Excerpt from a dataset:
----

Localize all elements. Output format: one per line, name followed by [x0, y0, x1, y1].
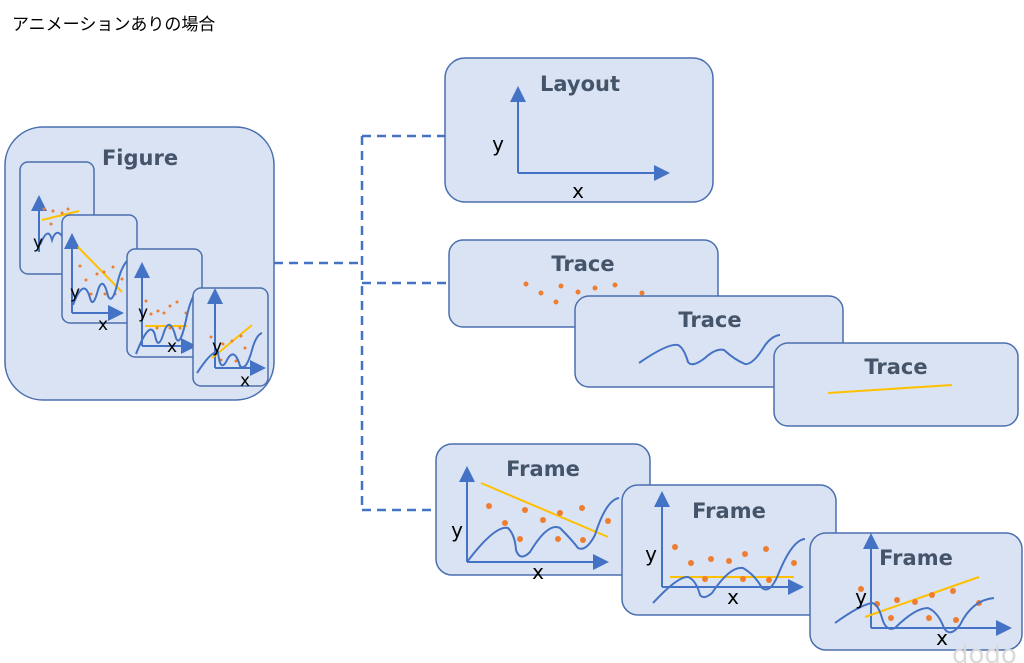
svg-text:y: y — [138, 303, 148, 323]
svg-text:x: x — [240, 371, 250, 391]
mini-panel: y x — [192, 287, 269, 391]
svg-text:x: x — [167, 337, 177, 357]
svg-text:y: y — [451, 518, 463, 542]
svg-text:x: x — [532, 560, 544, 584]
svg-text:x: x — [727, 585, 739, 609]
svg-text:y: y — [492, 132, 504, 156]
figure-label: Figure — [102, 146, 178, 170]
frame-box: Frame y x — [621, 484, 837, 616]
trace-box-straight: Trace — [773, 342, 1019, 427]
svg-text:x: x — [936, 626, 948, 650]
layout-label: Layout — [540, 72, 620, 96]
svg-text:x: x — [98, 315, 108, 335]
svg-text:Frame: Frame — [692, 499, 766, 523]
svg-text:Frame: Frame — [879, 546, 953, 570]
svg-text:y: y — [645, 542, 657, 566]
mini-panel: y x — [126, 248, 203, 358]
svg-text:y: y — [855, 585, 867, 609]
figure-box: Figure y y x y x y x — [4, 126, 275, 401]
svg-text:Trace: Trace — [551, 252, 614, 276]
svg-text:y: y — [212, 337, 222, 357]
mini-panel: y x — [61, 214, 138, 335]
svg-text:Frame: Frame — [506, 457, 580, 481]
connector-lines — [274, 134, 449, 512]
frame-box: Frame y x — [435, 443, 651, 584]
svg-text:Trace: Trace — [678, 308, 741, 332]
svg-text:y: y — [70, 283, 80, 303]
layout-box: Layout y x — [444, 57, 714, 203]
svg-text:y: y — [33, 233, 43, 253]
frame-box: Frame y x — [809, 532, 1023, 651]
svg-text:x: x — [572, 179, 584, 203]
diagram: Figure y y x y x y x Layout y x Trace Tr… — [4, 57, 1023, 663]
svg-text:Trace: Trace — [864, 355, 927, 379]
watermark: dodo — [952, 640, 1017, 663]
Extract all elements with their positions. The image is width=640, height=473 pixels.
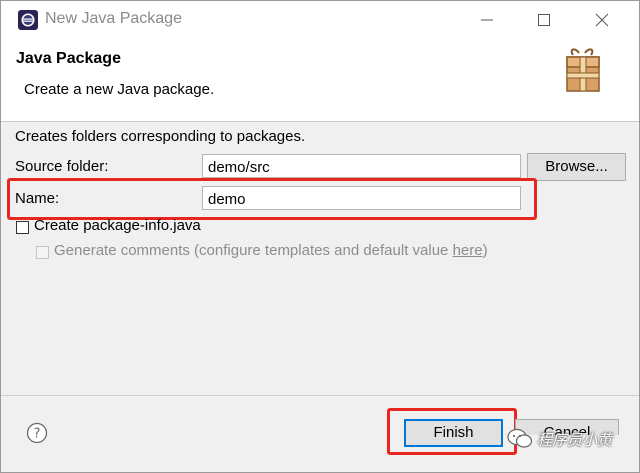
source-folder-input[interactable]	[202, 154, 521, 178]
configure-templates-link[interactable]: here	[453, 242, 483, 259]
generate-comments-suffix: )	[482, 242, 488, 259]
title-bar: New Java Package	[1, 1, 639, 39]
name-label: Name:	[15, 190, 60, 207]
finish-button[interactable]: Finish	[404, 419, 503, 447]
browse-button[interactable]: Browse...	[527, 153, 626, 181]
package-name-input[interactable]	[202, 186, 521, 210]
window-title: New Java Package	[45, 10, 182, 27]
watermark-text: 程序员小黄	[537, 432, 613, 449]
svg-text:?: ?	[34, 427, 41, 442]
page-description: Create a new Java package.	[24, 81, 215, 98]
create-package-info-label: Create package-info.java	[34, 217, 201, 234]
generate-comments-text: Generate comments (configure templates a…	[54, 242, 453, 259]
create-package-info-checkbox[interactable]	[16, 221, 29, 234]
wechat-icon	[507, 428, 533, 448]
close-icon	[595, 13, 609, 27]
watermark: 程序员小黄	[507, 427, 631, 451]
page-title: Java Package	[16, 50, 121, 67]
generate-comments-label: Generate comments (configure templates a…	[54, 242, 488, 259]
intro-text: Creates folders corresponding to package…	[15, 128, 306, 145]
source-folder-label: Source folder:	[15, 158, 109, 175]
maximize-button[interactable]	[522, 5, 566, 35]
generate-comments-checkbox[interactable]	[36, 246, 49, 259]
eclipse-icon	[18, 10, 38, 30]
close-button[interactable]	[580, 5, 624, 35]
minimize-button[interactable]	[465, 5, 509, 35]
new-java-package-dialog: New Java Package Java Package Create a n…	[0, 0, 640, 473]
maximize-icon	[538, 14, 550, 26]
footer-separator	[1, 395, 639, 396]
wizard-header: Java Package Create a new Java package.	[1, 39, 639, 122]
help-icon[interactable]: ?	[26, 422, 48, 444]
package-icon	[566, 48, 600, 92]
minimize-icon	[481, 19, 493, 21]
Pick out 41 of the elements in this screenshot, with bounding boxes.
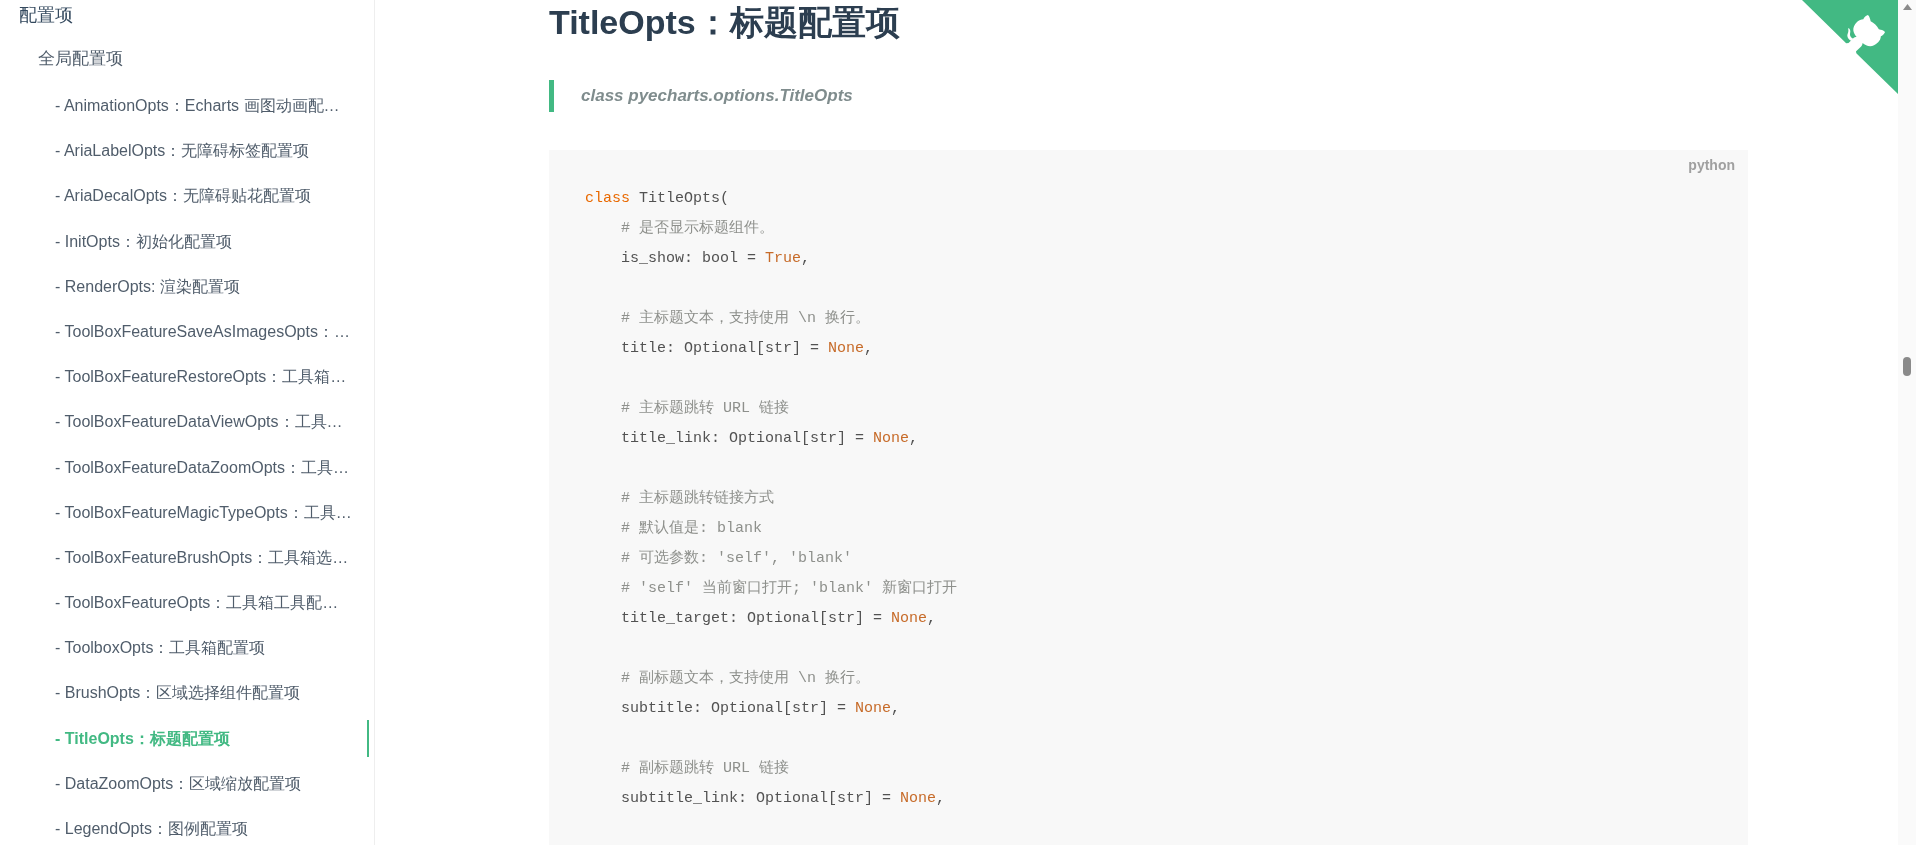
sidebar-link[interactable]: - DataZoomOpts：区域缩放配置项 xyxy=(0,764,369,802)
page-title: TitleOpts：标题配置项 xyxy=(549,2,900,43)
sidebar-link[interactable]: - ToolBoxFeatureDataZoomOpts：工具… xyxy=(0,448,369,486)
sidebar-link[interactable]: - AriaLabelOpts：无障碍标签配置项 xyxy=(0,132,369,170)
code-line: # 主标题跳转 URL 链接 xyxy=(621,398,789,419)
code-line: # 是否显示标题组件。 xyxy=(621,219,774,239)
code-line: # 副标题跳转 URL 链接 xyxy=(621,758,789,779)
scrollbar[interactable] xyxy=(1898,0,1916,845)
sidebar-link[interactable]: - ToolboxOpts：工具箱配置项 xyxy=(0,629,369,667)
sidebar-heading: 配置项 xyxy=(19,4,73,27)
code-line: # 主标题文本，支持使用 \n 换行。 xyxy=(621,308,870,329)
code-line: # 'self' 当前窗口打开; 'blank' 新窗口打开 xyxy=(621,578,958,599)
code-line: # 默认值是: blank xyxy=(621,519,762,539)
sidebar-section-link[interactable]: 全局配置项 xyxy=(38,44,123,74)
sidebar-link[interactable]: - AnimationOpts：Echarts 画图动画配… xyxy=(0,87,369,124)
code-line: subtitle: Optional[str] = None, xyxy=(621,699,901,719)
scrollbar-thumb[interactable] xyxy=(1903,357,1911,376)
cat-corner-icon[interactable] xyxy=(1802,0,1898,94)
sidebar-link[interactable]: - BrushOpts：区域选择组件配置项 xyxy=(0,674,369,712)
class-signature: class pyecharts.options.TitleOpts xyxy=(581,85,853,108)
code-line: class TitleOpts( xyxy=(585,189,730,209)
sidebar-link[interactable]: - ToolBoxFeatureBrushOpts：工具箱选… xyxy=(0,538,369,576)
sidebar-link[interactable]: - ToolBoxFeatureDataViewOpts：工具… xyxy=(0,403,369,441)
sidebar-link[interactable]: - ToolBoxFeatureRestoreOpts：工具箱… xyxy=(0,358,369,396)
sidebar-link[interactable]: - ToolBoxFeatureMagicTypeOpts：工具… xyxy=(0,493,369,531)
scroll-up-arrow-icon[interactable] xyxy=(1902,4,1912,10)
sidebar-link[interactable]: - AriaDecalOpts：无障碍贴花配置项 xyxy=(0,177,369,215)
code-line: title: Optional[str] = None, xyxy=(621,339,874,359)
sidebar-link[interactable]: - ToolBoxFeatureOpts：工具箱工具配… xyxy=(0,584,369,622)
code-line: # 可选参数: 'self', 'blank' xyxy=(621,548,853,569)
sidebar-link[interactable]: - InitOpts：初始化配置项 xyxy=(0,222,369,260)
sidebar-link[interactable]: - RenderOpts: 渲染配置项 xyxy=(0,267,369,305)
code-line: # 主标题跳转链接方式 xyxy=(621,488,774,509)
sidebar-link[interactable]: - ToolBoxFeatureSaveAsImagesOpts：… xyxy=(0,312,369,350)
sidebar-link[interactable]: - LegendOpts：图例配置项 xyxy=(0,810,369,845)
code-language-label: python xyxy=(1688,156,1735,174)
code-line: subtitle_link: Optional[str] = None, xyxy=(621,789,946,809)
code-line: title_link: Optional[str] = None, xyxy=(621,429,919,449)
code-line: title_target: Optional[str] = None, xyxy=(621,609,937,629)
code-line: is_show: bool = True, xyxy=(621,249,811,269)
code-line: # 副标题文本，支持使用 \n 换行。 xyxy=(621,668,870,689)
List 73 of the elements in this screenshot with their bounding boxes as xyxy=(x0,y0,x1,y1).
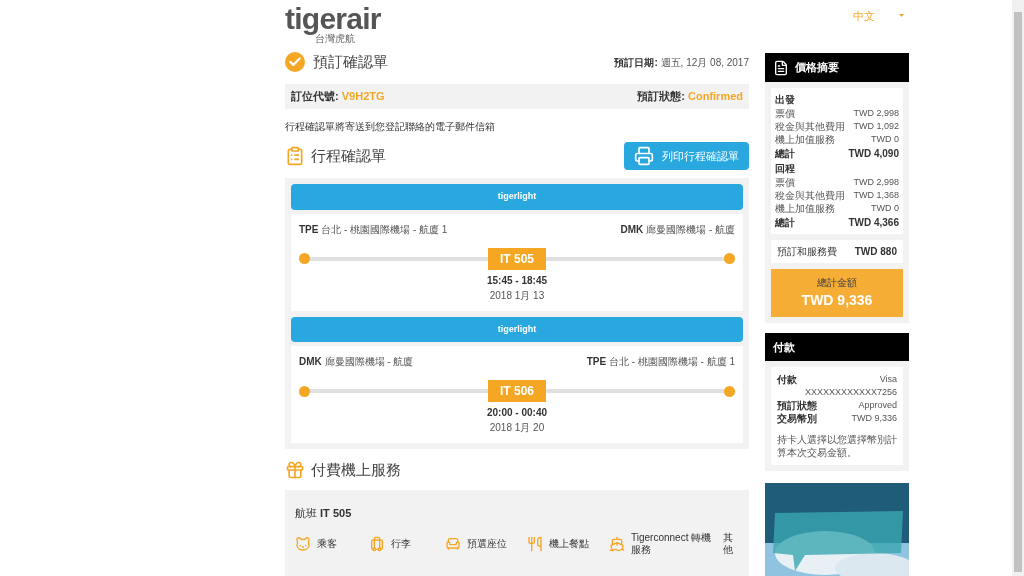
price-label: 機上加值服務 xyxy=(775,133,835,146)
booking-code: 訂位代號: V9H2TG xyxy=(291,89,385,105)
price-label: 機上加值服務 xyxy=(775,202,835,215)
destination-airport: DMK 廊曼國際機場 - 航廈 xyxy=(620,222,735,237)
fee-label: 預訂和服務費 xyxy=(777,245,837,259)
fork-knife-icon xyxy=(527,535,543,552)
print-button[interactable]: 列印行程確認單 xyxy=(624,142,749,170)
cat-icon xyxy=(295,535,311,552)
service-category: Tigerconnect 轉機服務 xyxy=(631,531,713,556)
clipboard-icon xyxy=(285,146,305,166)
origin-airport: DMK 廊曼國際機場 - 航廈 xyxy=(299,355,414,369)
total-value: TWD 4,366 xyxy=(848,216,899,230)
service-category: 乘客 xyxy=(317,537,337,550)
payment-value: TWD 9,336 xyxy=(851,412,897,425)
check-icon xyxy=(285,52,305,72)
email-note: 行程確認單將寄送到您登記聯絡的電子郵件信箱 xyxy=(285,120,496,134)
total-label: 總計 xyxy=(775,216,795,230)
flight-times: 15:45 - 18:45 xyxy=(485,273,548,288)
flight-date: 2018 1月 13 xyxy=(488,288,546,303)
price-value: TWD 0 xyxy=(871,133,899,146)
flight-times: 20:00 - 00:40 xyxy=(485,406,548,420)
logo-subtitle: 台灣虎航 xyxy=(315,34,355,44)
flight-number: IT 506 xyxy=(488,380,546,402)
payment-label: 付款 xyxy=(777,373,797,386)
price-value: TWD 2,998 xyxy=(853,107,899,120)
payment-value: XXXXXXXXXXXX7256 xyxy=(804,386,897,399)
price-heading: 出發 xyxy=(775,93,796,107)
services-flight: 航班 IT 505 xyxy=(294,506,353,519)
logo[interactable]: tigerair xyxy=(285,4,749,34)
price-label: 票價 xyxy=(775,107,795,120)
service-category: 行李 xyxy=(391,537,411,550)
payment-label: 交易幣別 xyxy=(777,412,817,425)
caret-icon xyxy=(899,14,904,17)
total-value: TWD 4,090 xyxy=(848,147,899,161)
boat-icon xyxy=(609,535,625,552)
fare-bar: tigerlight xyxy=(291,316,743,342)
origin-airport: TPE 台北 - 桃園國際機場 - 航廈 1 xyxy=(299,222,448,237)
panel-title: 價格摘要 xyxy=(795,60,839,76)
payment-label: 預訂狀態 xyxy=(777,399,817,412)
price-value: TWD 1,368 xyxy=(853,189,899,202)
total-label: 總計 xyxy=(775,147,795,161)
seat-icon xyxy=(445,535,461,552)
flight-date: 2018 1月 20 xyxy=(488,421,546,435)
gift-icon xyxy=(285,460,305,481)
service-category: 其他 xyxy=(723,531,734,556)
booking-status: 預訂狀態: Confirmed xyxy=(637,89,743,105)
luggage-icon xyxy=(369,535,385,552)
fee-value: TWD 880 xyxy=(854,245,897,259)
printer-icon xyxy=(634,146,654,166)
section-title: 付費機上服務 xyxy=(311,460,401,481)
payment-note: 持卡人選擇以您選擇幣別計算本次交易金額。 xyxy=(777,433,897,459)
grand-total-value: TWD 9,336 xyxy=(801,291,873,310)
flight-number: IT 505 xyxy=(488,247,546,270)
panel-title: 付款 xyxy=(773,339,795,355)
price-heading: 回程 xyxy=(775,162,796,176)
price-label: 稅金與其他費用 xyxy=(775,189,845,202)
grand-total-label: 總計金額 xyxy=(817,276,857,290)
price-value: TWD 2,998 xyxy=(853,176,899,189)
fare-bar: tigerlight xyxy=(291,184,743,210)
language-selector[interactable]: 中文 xyxy=(853,8,875,25)
service-category: 預選座位 xyxy=(467,537,507,550)
page-title: 預訂確認單 xyxy=(313,51,388,73)
price-label: 票價 xyxy=(775,176,795,189)
price-label: 稅金與其他費用 xyxy=(775,120,845,133)
document-icon xyxy=(773,59,789,76)
payment-value: Visa xyxy=(879,373,897,386)
destination-airport: TPE 台北 - 桃園國際機場 - 航廈 1 xyxy=(586,355,735,369)
price-value: TWD 1,092 xyxy=(853,120,899,133)
section-title: 行程確認單 xyxy=(311,145,386,167)
price-value: TWD 0 xyxy=(871,202,899,215)
payment-value: Approved xyxy=(858,399,897,412)
booking-date: 預訂日期: 週五, 12月 08, 2017 xyxy=(614,55,749,70)
service-category: 機上餐點 xyxy=(549,537,589,550)
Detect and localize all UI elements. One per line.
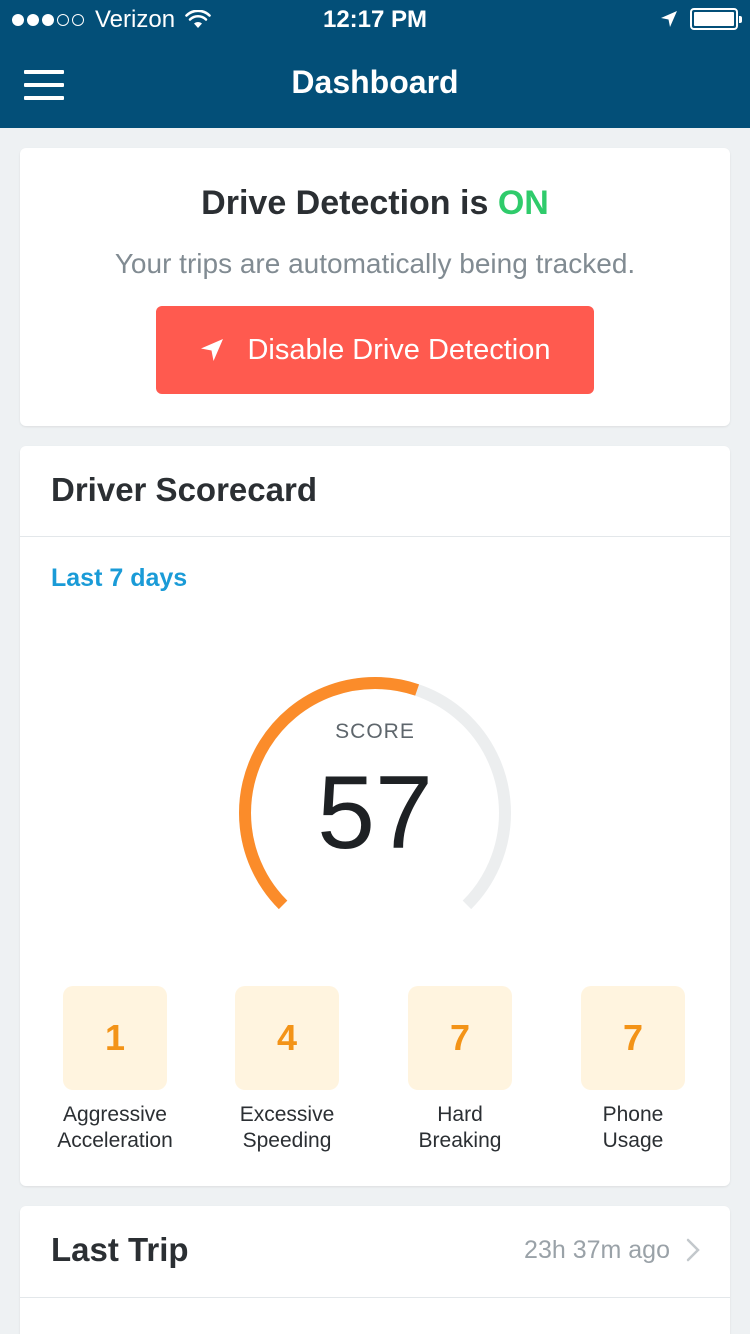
metric-label-line2: Acceleration — [57, 1129, 173, 1152]
battery-icon — [690, 8, 742, 30]
status-bar: Verizon 12:17 PM — [0, 0, 750, 40]
drive-detection-title-prefix: Drive Detection is — [201, 184, 498, 222]
driver-scorecard-card: Driver Scorecard Last 7 days SCORE 57 1 … — [20, 446, 730, 1186]
metric-count-badge: 1 — [63, 986, 167, 1090]
nav-bar: Dashboard — [0, 40, 750, 128]
period-selector-link[interactable]: Last 7 days — [51, 564, 187, 593]
metric-count-badge: 7 — [581, 986, 685, 1090]
score-value: 57 — [317, 755, 433, 871]
metric-label-line1: Aggressive — [63, 1103, 167, 1126]
metric-label: Hard Breaking — [370, 1102, 550, 1154]
location-arrow-icon — [661, 11, 677, 27]
drive-detection-status: ON — [497, 184, 549, 222]
score-label: SCORE — [335, 720, 415, 743]
drive-detection-title: Drive Detection is ON — [20, 184, 730, 223]
disable-drive-detection-label: Disable Drive Detection — [247, 333, 551, 366]
metric-phone-usage[interactable]: 7 Phone Usage — [543, 986, 723, 1154]
status-bar-right — [660, 8, 742, 30]
metric-label: Aggressive Acceleration — [25, 1102, 205, 1154]
drive-detection-subtitle: Your trips are automatically being track… — [114, 248, 636, 279]
app-header: Verizon 12:17 PM Dashboard — [0, 0, 750, 128]
score-metrics: 1 Aggressive Acceleration 4 Excessive Spee… — [20, 986, 730, 1166]
last-trip-time-ago: 23h 37m ago — [524, 1236, 670, 1264]
scorecard-title: Driver Scorecard — [51, 471, 317, 508]
metric-label-line2: Speeding — [242, 1129, 332, 1152]
metric-excessive-speeding[interactable]: 4 Excessive Speeding — [197, 986, 377, 1154]
metric-label-line2: Usage — [602, 1129, 664, 1152]
page-title: Dashboard — [291, 64, 459, 100]
chevron-right-icon[interactable] — [686, 1238, 700, 1262]
metric-label: Phone Usage — [543, 1102, 723, 1154]
metric-label-line1: Hard — [437, 1103, 483, 1126]
status-time: 12:17 PM — [322, 6, 428, 33]
metric-aggressive-acceleration[interactable]: 1 Aggressive Acceleration — [25, 986, 205, 1154]
disable-drive-detection-button[interactable]: Disable Drive Detection — [156, 306, 594, 394]
scorecard-header: Driver Scorecard — [20, 446, 730, 537]
last-trip-title: Last Trip — [51, 1231, 189, 1268]
card-divider — [20, 1297, 730, 1298]
metric-label-line2: Breaking — [418, 1129, 502, 1152]
drive-detection-card: Drive Detection is ON Your trips are aut… — [20, 148, 730, 426]
metric-label: Excessive Speeding — [197, 1102, 377, 1154]
metric-label-line1: Phone — [602, 1103, 664, 1126]
metric-label-line1: Excessive — [239, 1103, 335, 1126]
metric-hard-breaking[interactable]: 7 Hard Breaking — [370, 986, 550, 1154]
navigation-arrow-icon — [201, 339, 224, 361]
metric-count-badge: 4 — [235, 986, 339, 1090]
metric-count-badge: 7 — [408, 986, 512, 1090]
last-trip-card[interactable]: Last Trip 23h 37m ago — [20, 1206, 730, 1334]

----

▸ **Required work**: Write out the rows above as a numbered list, from the line holding "154, 521, 178]" through the line holding "Pick out 41", both included. Leave out any blank lines.

▸ **Exercise solution**:
1. source-folder-input[interactable]	[202, 154, 521, 178]
2. configure-templates-link[interactable]: here	[453, 242, 483, 259]
3. generate-comments-suffix: )	[482, 242, 488, 259]
4. title-bar: New Java Package	[1, 1, 639, 39]
5. name-label: Name:	[15, 190, 60, 207]
6. finish-button[interactable]: Finish	[404, 419, 503, 447]
7. browse-button[interactable]: Browse...	[527, 153, 626, 181]
8. package-name-input[interactable]	[202, 186, 521, 210]
9. window-title: New Java Package	[45, 10, 182, 27]
10. watermark-text: 程序员小黄	[537, 432, 613, 449]
11. svg-text:?: ?	[34, 427, 41, 442]
12. page-description: Create a new Java package.	[24, 81, 215, 98]
13. create-package-info-label: Create package-info.java	[34, 217, 201, 234]
14. generate-comments-text: Generate comments (configure templates a…	[54, 242, 453, 259]
15. create-package-info-checkbox[interactable]	[16, 221, 29, 234]
16. wechat-icon	[507, 428, 533, 448]
17. close-icon	[595, 13, 609, 27]
18. watermark: 程序员小黄	[507, 427, 631, 451]
19. page-title: Java Package	[16, 50, 121, 67]
20. generate-comments-label: Generate comments (configure templates a…	[54, 242, 488, 259]
21. intro-text: Creates folders corresponding to package…	[15, 128, 306, 145]
22. source-folder-label: Source folder:	[15, 158, 109, 175]
23. maximize-button[interactable]	[522, 5, 566, 35]
24. generate-comments-checkbox[interactable]	[36, 246, 49, 259]
25. eclipse-icon	[18, 10, 38, 30]
26. close-button[interactable]	[580, 5, 624, 35]
27. minimize-button[interactable]	[465, 5, 509, 35]
28. new-java-package-dialog: New Java Package Java Package Create a n…	[0, 0, 640, 473]
29. maximize-icon	[538, 14, 550, 26]
30. footer-separator	[1, 395, 639, 396]
31. wizard-header: Java Package Create a new Java package.	[1, 39, 639, 122]
32. help-icon[interactable]: ?	[26, 422, 48, 444]
33. package-icon	[566, 48, 600, 92]
34. minimize-icon	[481, 19, 493, 21]
35. Pick out 41 of the elements in this screenshot, with bounding boxes.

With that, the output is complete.